# WRITTEN TASK:
Answer these questions from the telemetry standards guide below:
1. Which specification must applications follow for context propagation?
2. In what two ways can the OpenTelemetry Collector be deployed?
3. What casing should named placeholders in log messages use?

# ARTICLE:
Skip to main content

Telemetry Standards

Consistent telemetry practices ensure effective monitoring, troubleshooting, and analysis of application performance and behavior. This guide outlines the standards for implementing telemetry across all applications.

OpenTelemetry Requirements

All applications must use OpenTelemetry as the standard telemetry framework. OpenTelemetry provides a comprehensive set of tools, APIs, and SDKs for collecting, processing, and exporting telemetry data.

Key Requirements

  • Use OpenTelemetry SDK for all instrumentation needs
  • Follow the W3C Trace Context specification for context propagation
  • Configure exporters to send telemetry data to your organization's telemetry backend
  • Implement automatic instrumentation where available
  • Add custom instrumentation for business-critical operations

Signal Types

Implement all three signal types provided by OpenTelemetry:

  1. Traces: To track request flows through distributed systems
  2. Metrics: To measure system performance and behavior
  3. Logs: To capture detailed information about application events

OpenTelemetry Collector

Deploy the OpenTelemetry Collector as an agent or gateway to:

  • Collect telemetry data from multiple services
  • Process and transform data (filtering, batching, etc.)
  • Export data to multiple destinations simultaneously

Logging Best Practices

Naming Conventions

When implementing logging, adhere to these naming conventions:

  • Use PascalCase for Named Placeholders in log messages
  • Apply consistent terminology across all log entries
  • Keep property names descriptive and concise

Value Casing Standards

For telemetry values:

  • Use lowercase invariant for all property values unless casing is required for uniqueness
  • Maintain original casing only when it differentiates identity (e.g., case-sensitive identifiers)
  • Normalize all status codes, error types, and general string values to lowercase

Standard Identifiers

Always include the following standard identifiers in your telemetry for tracking related events across distributed systems:

IdentifierProperty NameDescription
Correlation IDcoaxle.correlation_idTracks a request across multiple services
Party IDcoaxle.party_idIdentifies the user or entity associated with the event
Tenant IDcoaxle.tenant_idIdentifies the tenant context for multi-tenant applications

Implementation Examples

Named Placeholders

Always use named placeholders instead of positional placeholders. Named placeholders improve readability and maintainability of logging code.

// Correct: Using PascalCase named placeholders
logger.LogInformation("User {UserId} accessed resource {ResourceId} with permission level {PermissionLevel}",
userId, resourceId, permissionLevel);

// Incorrect: Using positional placeholders
logger.LogInformation("User {0} accessed resource {1} with permission level {2}",
userId, resourceId, permissionLevel);

// Incorrect: Using non-PascalCase named placeholders
logger.LogInformation("User {userId} accessed resource {resourceId} with permission level {permissionLevel}",
userId, resourceId, permissionLevel);

Using Standard Identifiers

Always include standard identifiers in your telemetry data:

using Microsoft.Extensions.Logging;

public class OrderService
{
private readonly ILogger<OrderService> _logger;

public OrderService(ILogger<OrderService> logger)

# COLLECTED DATA:

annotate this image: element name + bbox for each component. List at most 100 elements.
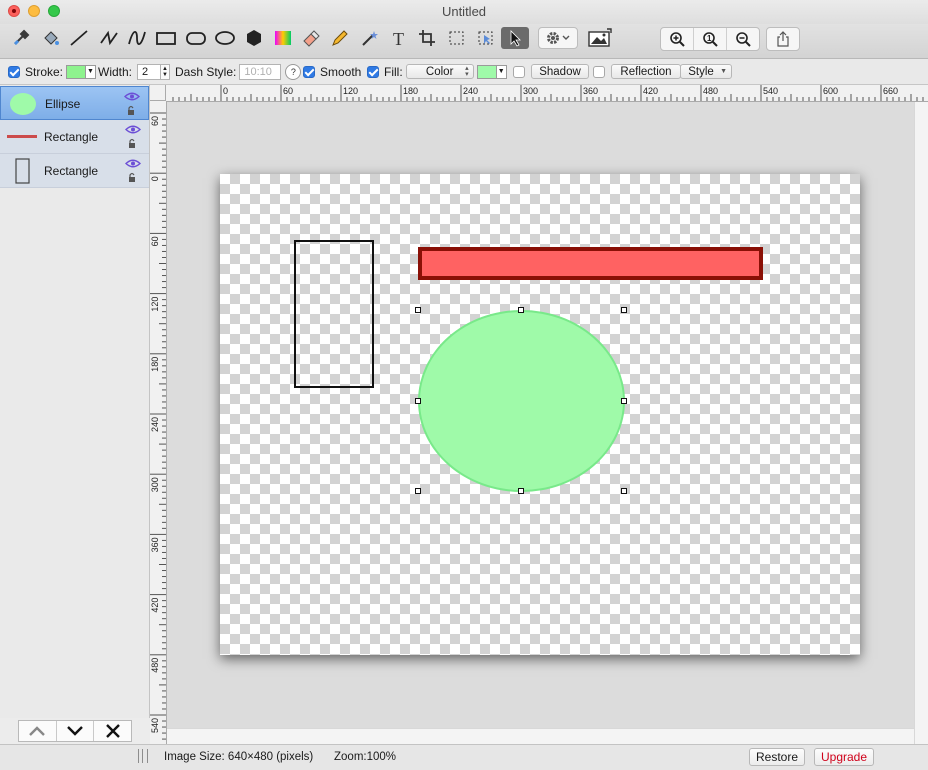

# SOLUTION TO THE PROBLEM:
1. The W3C Trace Context specification.
2. As an agent or as a gateway.
3. PascalCase.